• _Brief_: The whole of the data, every line, should come back exactly the same.
====
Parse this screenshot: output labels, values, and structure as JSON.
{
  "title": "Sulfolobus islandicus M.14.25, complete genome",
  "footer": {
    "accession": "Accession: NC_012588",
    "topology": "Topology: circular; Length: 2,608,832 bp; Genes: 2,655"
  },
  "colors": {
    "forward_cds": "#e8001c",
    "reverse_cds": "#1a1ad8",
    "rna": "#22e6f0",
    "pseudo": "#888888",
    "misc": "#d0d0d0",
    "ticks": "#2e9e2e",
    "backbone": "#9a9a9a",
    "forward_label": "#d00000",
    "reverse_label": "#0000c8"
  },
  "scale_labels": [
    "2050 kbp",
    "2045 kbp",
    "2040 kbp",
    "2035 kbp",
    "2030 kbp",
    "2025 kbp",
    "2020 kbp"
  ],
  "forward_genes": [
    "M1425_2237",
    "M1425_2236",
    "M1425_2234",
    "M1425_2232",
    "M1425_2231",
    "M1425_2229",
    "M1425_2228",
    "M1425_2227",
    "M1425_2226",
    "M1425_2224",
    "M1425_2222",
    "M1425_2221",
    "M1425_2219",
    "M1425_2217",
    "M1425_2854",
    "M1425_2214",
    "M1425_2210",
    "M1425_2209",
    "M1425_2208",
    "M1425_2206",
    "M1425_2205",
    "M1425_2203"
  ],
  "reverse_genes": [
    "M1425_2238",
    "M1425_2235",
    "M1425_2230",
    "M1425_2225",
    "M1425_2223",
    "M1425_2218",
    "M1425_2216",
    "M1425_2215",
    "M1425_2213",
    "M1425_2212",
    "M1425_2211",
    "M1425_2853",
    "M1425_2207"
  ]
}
====
• _Answer to this exercise_:
Parse this screenshot: output labels, values, and structure as JSON.
{
  "title": "Sulfolobus islandicus M.14.25, complete genome",
  "footer": {
    "accession": "Accession: NC_012588",
    "topology": "Topology: circular; Length: 2,608,832 bp; Genes: 2,655"
  },
  "colors": {
    "forward_cds": "#e8001c",
    "reverse_cds": "#1a1ad8",
    "rna": "#22e6f0",
    "pseudo": "#888888",
    "misc": "#d0d0d0",
    "ticks": "#2e9e2e",
    "backbone": "#9a9a9a",
    "forward_label": "#d00000",
    "reverse_label": "#0000c8"
  },
  "scale_labels": [
    "2050 kbp",
    "2045 kbp",
    "2040 kbp",
    "2035 kbp",
    "2030 kbp",
    "2025 kbp",
    "2020 kbp"
  ],
  "forward_genes": [
    "M1425_2237",
    "M1425_2236",
    "M1425_2234",
    "M1425_2232",
    "M1425_2231",
    "M1425_2229",
    "M1425_2228",
    "M1425_2227",
    "M1425_2226",
    "M1425_2224",
    "M1425_2222",
    "M1425_2221",
    "M1425_2219",
    "M1425_2217",
    "M1425_2854",
    "M1425_2214",
    "M1425_2210",
    "M1425_2209",
    "M1425_2208",
    "M1425_2206",
    "M1425_2205",
    "M1425_2203"
  ],
  "reverse_genes": [
    "M1425_2238",
    "M1425_2235",
    "M1425_2230",
    "M1425_2225",
    "M1425_2223",
    "M1425_2218",
    "M1425_2216",
    "M1425_2215",
    "M1425_2213",
    "M1425_2212",
    "M1425_2211",
    "M1425_2853",
    "M1425_2207"
  ]
}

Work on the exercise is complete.